- [Extracted text]:
This is the song that made GNR seem like assholes to critics like Robert Christgau, who curtly dismissed Appetite with B- while quoting the infamous lyric that Axl recites as a snotty sing-song taunt: “See me hit you, you fall down.” But to me the signature line of “It’s So Easy” comes right after, when Axl accidentally drops the hot-sh*t rock-star act and lets the insecure Indiana kid come out. “I see you standing there, you think you’re so cool, why don’t you just … f*ck off!”

In that moment, “It’s So Easy” is revealed for what it really is — a power fantasy for a small-town loser. Axl never stopped being the outcast who flipped off the popular kids in the Dairy Queen parking lot. This is why GNR can still fill stadiums based on the undying popularity of Appetite — there will always be a lot of small-town losers with power fantasies out there.

8. “Think About You

Izzy Stradlin is principally responsible for this one, which explains why “Think About You” sounds like it belongs between “Red Red Wine” and “Skyway” on Pleased To Meet Me .

7. “My Michelle

The humane flipside of “It’s So Easy,” an empathetic ode to a female friend (platonic even!) from a bad family. The storytelling is economical but crystal clear: Michelle is hooked on drugs, her mother is dead, and her father is working in the porno industry. But the bubblegum-y chorus offers Michelle a moment of temporary transcendence.

In Slash’s autobiography, Slash, the guitarist writes about the subject of “My Michelle,” a friend of the band named Michelle Young, who eventually left LA and cleaned up. According to Slash, the band even ran the lyrics of “My Michelle” by Young to make sure she wouldn’t be offended. “At the time, I didn’t care because I was so f*cked up,” Young told Spin in 1999, “But what it says is all true: My dad does distribute porno films and my mom did die.”

6. “Nightrain

The lesson that bands like Oasis and The Strokes took from Appetite For Destruction is that rock stardom is at least 90 percent posturing. If you act like you’re already hugely popular, people will assume that you actually are popular, even if you’ve just released your debut album and you’re a dirt-poor nobody.

- [Tasks for this exercise]:
#1 According to the Appetite For Destruction excerpt, which band member is mainly responsible for "Think About You"?
#2 Write the next part of the Appetite For Destruction excerpt, picking up right after its final sentence.

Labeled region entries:
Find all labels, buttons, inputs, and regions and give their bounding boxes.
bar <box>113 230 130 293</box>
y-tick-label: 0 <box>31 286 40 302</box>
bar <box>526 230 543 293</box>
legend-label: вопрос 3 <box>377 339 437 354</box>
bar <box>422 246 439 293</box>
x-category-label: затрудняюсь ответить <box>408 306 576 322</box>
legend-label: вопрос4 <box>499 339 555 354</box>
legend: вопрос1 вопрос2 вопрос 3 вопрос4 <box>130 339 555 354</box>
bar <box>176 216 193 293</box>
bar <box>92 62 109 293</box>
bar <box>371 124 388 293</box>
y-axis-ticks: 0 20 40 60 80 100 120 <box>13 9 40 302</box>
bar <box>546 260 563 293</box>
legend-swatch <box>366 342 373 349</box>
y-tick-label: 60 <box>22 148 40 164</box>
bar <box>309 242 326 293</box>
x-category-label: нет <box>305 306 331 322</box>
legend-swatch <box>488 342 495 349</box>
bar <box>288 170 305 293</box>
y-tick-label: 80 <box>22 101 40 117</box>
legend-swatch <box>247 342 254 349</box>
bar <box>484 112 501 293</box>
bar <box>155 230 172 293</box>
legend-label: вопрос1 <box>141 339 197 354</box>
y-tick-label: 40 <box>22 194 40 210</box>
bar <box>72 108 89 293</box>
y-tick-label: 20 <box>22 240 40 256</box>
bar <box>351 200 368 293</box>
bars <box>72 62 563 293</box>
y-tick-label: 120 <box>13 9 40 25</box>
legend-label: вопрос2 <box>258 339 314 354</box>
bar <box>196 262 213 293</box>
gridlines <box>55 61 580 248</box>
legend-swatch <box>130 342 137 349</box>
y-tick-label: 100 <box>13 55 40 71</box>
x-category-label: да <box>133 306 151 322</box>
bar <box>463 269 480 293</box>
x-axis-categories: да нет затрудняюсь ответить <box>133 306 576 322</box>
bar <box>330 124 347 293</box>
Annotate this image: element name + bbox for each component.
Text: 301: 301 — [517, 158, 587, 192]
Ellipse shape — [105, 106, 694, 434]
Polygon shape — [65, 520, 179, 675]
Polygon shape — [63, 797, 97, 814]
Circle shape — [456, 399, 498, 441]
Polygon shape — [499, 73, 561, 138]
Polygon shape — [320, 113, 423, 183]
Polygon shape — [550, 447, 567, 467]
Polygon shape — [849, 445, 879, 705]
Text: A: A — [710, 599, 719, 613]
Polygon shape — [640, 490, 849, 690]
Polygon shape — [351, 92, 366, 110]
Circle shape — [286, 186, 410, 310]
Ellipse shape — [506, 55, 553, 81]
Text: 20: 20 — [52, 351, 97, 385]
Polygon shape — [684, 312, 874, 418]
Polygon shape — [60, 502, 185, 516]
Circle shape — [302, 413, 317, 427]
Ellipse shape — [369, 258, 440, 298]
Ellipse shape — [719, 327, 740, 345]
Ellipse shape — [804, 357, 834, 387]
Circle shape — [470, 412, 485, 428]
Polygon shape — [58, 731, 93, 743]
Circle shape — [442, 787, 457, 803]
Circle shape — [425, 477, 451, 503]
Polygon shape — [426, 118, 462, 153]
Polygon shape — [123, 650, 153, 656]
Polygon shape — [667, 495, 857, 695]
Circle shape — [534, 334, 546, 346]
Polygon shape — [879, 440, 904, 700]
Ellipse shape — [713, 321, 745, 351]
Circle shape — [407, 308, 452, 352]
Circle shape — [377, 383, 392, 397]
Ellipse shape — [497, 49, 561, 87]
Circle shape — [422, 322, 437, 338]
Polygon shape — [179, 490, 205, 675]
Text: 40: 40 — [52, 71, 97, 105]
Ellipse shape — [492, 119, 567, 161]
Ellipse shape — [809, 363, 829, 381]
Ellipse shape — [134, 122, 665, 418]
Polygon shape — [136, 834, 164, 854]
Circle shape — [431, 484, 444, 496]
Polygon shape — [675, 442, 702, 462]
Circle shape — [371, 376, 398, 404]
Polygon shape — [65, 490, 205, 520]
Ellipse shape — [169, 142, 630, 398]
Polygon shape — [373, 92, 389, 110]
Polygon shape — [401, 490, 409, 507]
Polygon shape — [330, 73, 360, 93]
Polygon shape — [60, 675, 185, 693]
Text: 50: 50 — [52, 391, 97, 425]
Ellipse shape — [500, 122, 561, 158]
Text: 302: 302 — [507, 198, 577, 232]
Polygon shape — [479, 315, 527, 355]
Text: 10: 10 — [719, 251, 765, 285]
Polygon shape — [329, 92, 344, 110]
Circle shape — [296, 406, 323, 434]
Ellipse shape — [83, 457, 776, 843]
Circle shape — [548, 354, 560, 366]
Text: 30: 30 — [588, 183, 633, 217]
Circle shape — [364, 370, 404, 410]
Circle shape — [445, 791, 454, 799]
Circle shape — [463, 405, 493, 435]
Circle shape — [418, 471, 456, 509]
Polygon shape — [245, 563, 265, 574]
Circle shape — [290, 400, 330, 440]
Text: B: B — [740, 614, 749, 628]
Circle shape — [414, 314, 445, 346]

- [Results by task]:
#1 Izzy Stradlin.

#2
“Nightrain” is about a common phenomenon among dirt-poor nobody musicians — the rock dude who convinces his infinitely more responsible girlfriend to take her credit card down to the liquor store and buy the band alcohol. Somehow, all it takes is a little cowbell to make this sketchy behavior appear glamorous. “I smoke my cigarette with style,” Axl brags, and you believe him.

5. “Paradise City

Occasionally you’ll see some joker online dismiss the chorus of “Paradise City,” chiding Axl for singling out the color of the grass in his imaginary Valhalla. Surely there are other amenities that a theoretical Paradise City would offer: Quality public transportation, free wi-fi, sports stadiums paid for without public funding. But as someone who has driven countless hours through the colorless plains of Indiana, I get what Axl is going for. “Paradise City” is about chasing the American Dream and suspecting all the while that it might not be worth the effort. Axl refers to himself as an “urchin” who is so destitute that he lives under the street. “I’m your charity case so buy me something to eat,” he snarls, a legitimately great lyric that could’ve fit on Kendrick Lamar’s DAMN. This guy is so low that green grass feels like a ceiling.

“Paradise City” would feel like a protest song if the music weren’t so anthemic. Featuring the only synthesizer on Appetite, as well as the only referee whistle, “Paradise City” sustained Appetite‘s blockbuster status when it was released as a single in late 1988. Today, it seems inconceivable outside of the confines of an arena or stadium. And yet, if you listen closely, you can still hear the self-described urchin with an appetite for a warm meal.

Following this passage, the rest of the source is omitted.